GOAL:
Gather all lines containing the string "total" and copy them out.

Records from a data collection:
-*-*-

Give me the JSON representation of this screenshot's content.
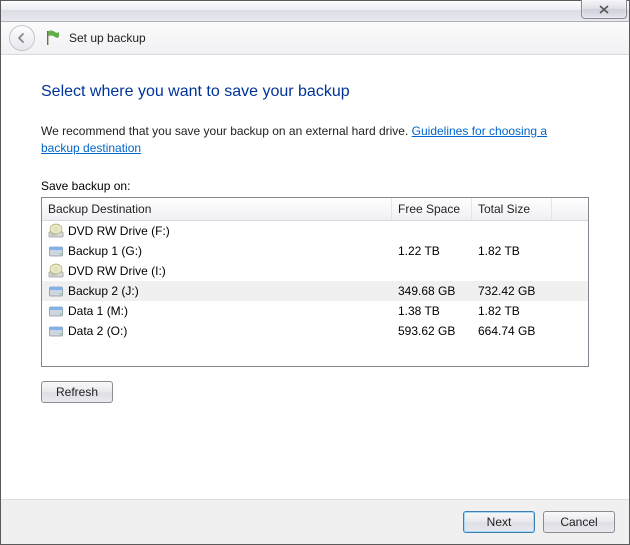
{
  "window": {
    "header_title": "Set up backup"
  },
  "main": {
    "heading": "Select where you want to save your backup",
    "recommend_text": "We recommend that you save your backup on an external hard drive. ",
    "link_text": "Guidelines for choosing a backup destination",
    "list_label": "Save backup on:",
    "columns": {
      "destination": "Backup Destination",
      "free": "Free Space",
      "total": "Total Size"
    },
    "rows": [
      {
        "icon": "dvd",
        "name": "DVD RW Drive (F:)",
        "free": "",
        "total": "",
        "selected": false
      },
      {
        "icon": "hdd",
        "name": "Backup 1 (G:)",
        "free": "1.22 TB",
        "total": "1.82 TB",
        "selected": false
      },
      {
        "icon": "dvd",
        "name": "DVD RW Drive (I:)",
        "free": "",
        "total": "",
        "selected": false
      },
      {
        "icon": "hdd",
        "name": "Backup 2 (J:)",
        "free": "349.68 GB",
        "total": "732.42 GB",
        "selected": true
      },
      {
        "icon": "hdd",
        "name": "Data 1 (M:)",
        "free": "1.38 TB",
        "total": "1.82 TB",
        "selected": false
      },
      {
        "icon": "hdd",
        "name": "Data 2 (O:)",
        "free": "593.62 GB",
        "total": "664.74 GB",
        "selected": false
      }
    ],
    "refresh_label": "Refresh"
  },
  "footer": {
    "next_label": "Next",
    "cancel_label": "Cancel"
  }
}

-*-*-

CORRECT RESPONSE:
      "total": "Total Size"
        "total": "",
        "total": "1.82 TB",
        "total": "",
        "total": "732.42 GB",
        "total": "1.82 TB",
        "total": "664.74 GB",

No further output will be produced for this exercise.